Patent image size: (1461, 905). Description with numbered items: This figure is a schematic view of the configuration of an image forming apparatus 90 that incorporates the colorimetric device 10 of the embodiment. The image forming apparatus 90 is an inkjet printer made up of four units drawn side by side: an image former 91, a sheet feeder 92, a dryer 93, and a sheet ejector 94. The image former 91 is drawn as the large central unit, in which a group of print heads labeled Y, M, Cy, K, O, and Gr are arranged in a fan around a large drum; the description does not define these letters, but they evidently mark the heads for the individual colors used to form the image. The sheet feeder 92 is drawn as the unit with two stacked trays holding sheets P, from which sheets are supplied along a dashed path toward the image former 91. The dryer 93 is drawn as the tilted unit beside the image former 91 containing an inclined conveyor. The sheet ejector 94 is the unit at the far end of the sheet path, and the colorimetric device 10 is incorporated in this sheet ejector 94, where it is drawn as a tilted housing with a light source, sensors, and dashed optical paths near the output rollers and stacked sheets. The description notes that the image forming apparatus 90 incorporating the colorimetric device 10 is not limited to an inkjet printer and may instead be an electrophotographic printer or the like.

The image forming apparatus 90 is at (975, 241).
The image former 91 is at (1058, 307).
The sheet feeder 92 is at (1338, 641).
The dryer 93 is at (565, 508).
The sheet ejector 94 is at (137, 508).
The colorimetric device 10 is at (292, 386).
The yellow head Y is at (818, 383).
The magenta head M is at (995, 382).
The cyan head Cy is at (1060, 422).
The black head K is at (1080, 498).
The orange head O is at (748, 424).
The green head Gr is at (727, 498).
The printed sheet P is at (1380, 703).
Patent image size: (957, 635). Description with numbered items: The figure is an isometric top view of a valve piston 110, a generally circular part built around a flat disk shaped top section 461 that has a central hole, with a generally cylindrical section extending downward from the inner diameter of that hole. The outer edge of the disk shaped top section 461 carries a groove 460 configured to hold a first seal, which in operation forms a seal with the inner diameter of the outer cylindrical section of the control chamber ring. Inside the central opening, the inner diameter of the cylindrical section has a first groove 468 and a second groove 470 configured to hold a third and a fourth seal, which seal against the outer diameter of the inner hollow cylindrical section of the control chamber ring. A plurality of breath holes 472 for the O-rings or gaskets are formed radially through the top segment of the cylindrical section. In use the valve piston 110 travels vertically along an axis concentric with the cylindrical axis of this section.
○ ○ ○ ○ ○ ○ ○
Task instructions:
Copy every record above word for word, keeping the original line order.

The result:
Patent image size: (1461, 905). Description with numbered items: This figure is a schematic view of the configuration of an image forming apparatus 90 that incorporates the colorimetric device 10 of the embodiment. The image forming apparatus 90 is an inkjet printer made up of four units drawn side by side: an image former 91, a sheet feeder 92, a dryer 93, and a sheet ejector 94. The image former 91 is drawn as the large central unit, in which a group of print heads labeled Y, M, Cy, K, O, and Gr are arranged in a fan around a large drum; the description does not define these letters, but they evidently mark the heads for the individual colors used to form the image. The sheet feeder 92 is drawn as the unit with two stacked trays holding sheets P, from which sheets are supplied along a dashed path toward the image former 91. The dryer 93 is drawn as the tilted unit beside the image former 91 containing an inclined conveyor. The sheet ejector 94 is the unit at the far end of the sheet path, and the colorimetric device 10 is incorporated in this sheet ejector 94, where it is drawn as a tilted housing with a light source, sensors, and dashed optical paths near the output rollers and stacked sheets. The description notes that the image forming apparatus 90 incorporating the colorimetric device 10 is not limited to an inkjet printer and may instead be an electrophotographic printer or the like.

The image forming apparatus 90 is at (975, 241).
The image former 91 is at (1058, 307).
The sheet feeder 92 is at (1338, 641).
The dryer 93 is at (565, 508).
The sheet ejector 94 is at (137, 508).
The colorimetric device 10 is at (292, 386).
The yellow head Y is at (818, 383).
The magenta head M is at (995, 382).
The cyan head Cy is at (1060, 422).
The black head K is at (1080, 498).
The orange head O is at (748, 424).
The green head Gr is at (727, 498).
The printed sheet P is at (1380, 703).
Patent image size: (957, 635). Description with numbered items: The figure is an isometric top view of a valve piston 110, a generally circular part built around a flat disk shaped top section 461 that has a central hole, with a generally cylindrical section extending downward from the inner diameter of that hole. The outer edge of the disk shaped top section 461 carries a groove 460 configured to hold a first seal, which in operation forms a seal with the inner diameter of the outer cylindrical section of the control chamber ring. Inside the central opening, the inner diameter of the cylindrical section has a first groove 468 and a second groove 470 configured to hold a third and a fourth seal, which seal against the outer diameter of the inner hollow cylindrical section of the control chamber ring. A plurality of breath holes 472 for the O-rings or gaskets are formed radially through the top segment of the cylindrical section. In use the valve piston 110 travels vertically along an axis concentric with the cylindrical axis of this section.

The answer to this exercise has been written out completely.